Figure record extracts:
____
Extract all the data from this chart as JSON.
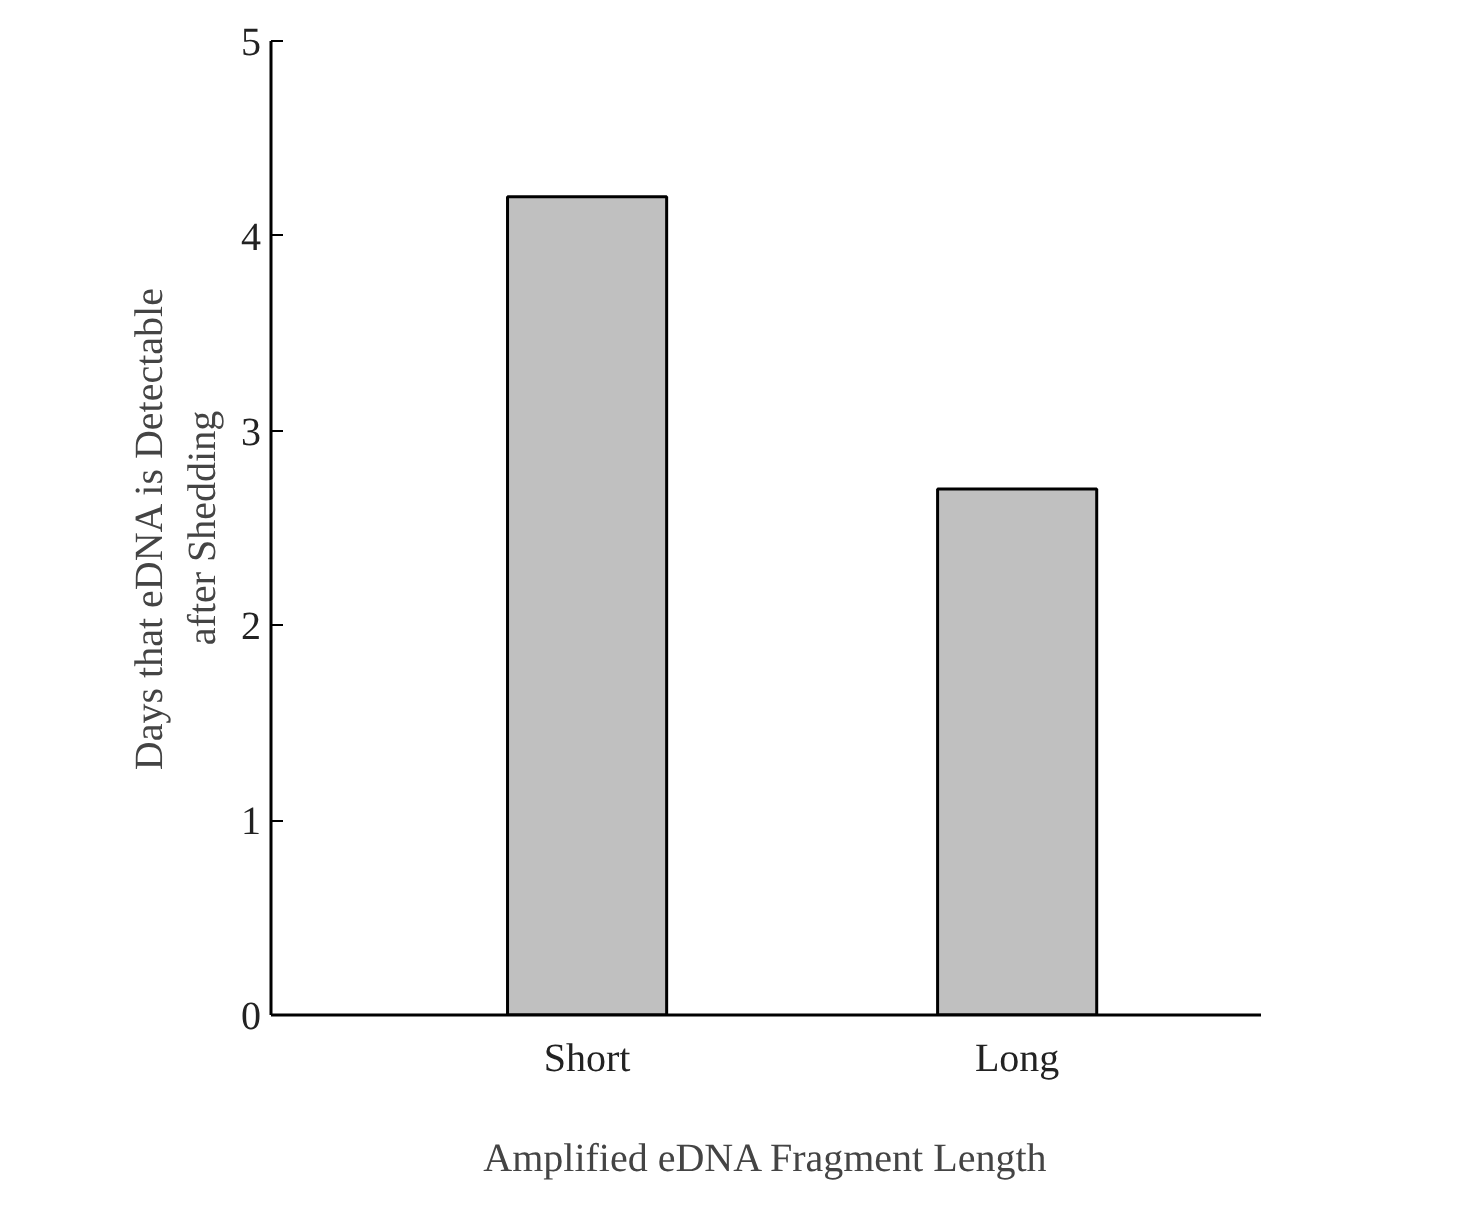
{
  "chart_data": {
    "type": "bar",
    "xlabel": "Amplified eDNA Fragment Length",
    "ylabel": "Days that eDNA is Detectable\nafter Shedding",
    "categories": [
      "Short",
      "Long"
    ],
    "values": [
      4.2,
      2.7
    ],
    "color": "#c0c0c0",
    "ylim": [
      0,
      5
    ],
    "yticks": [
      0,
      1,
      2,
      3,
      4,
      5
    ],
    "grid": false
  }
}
____
> **Given instruction**:
All of the entries above should be copied exactly, except for the pictures.

> **Correct output**:
Extract all the data from this chart as JSON.
{
  "chart_data": {
    "type": "bar",
    "xlabel": "Amplified eDNA Fragment Length",
    "ylabel": "Days that eDNA is Detectable\nafter Shedding",
    "categories": [
      "Short",
      "Long"
    ],
    "values": [
      4.2,
      2.7
    ],
    "color": "#c0c0c0",
    "ylim": [
      0,
      5
    ],
    "yticks": [
      0,
      1,
      2,
      3,
      4,
      5
    ],
    "grid": false
  }
}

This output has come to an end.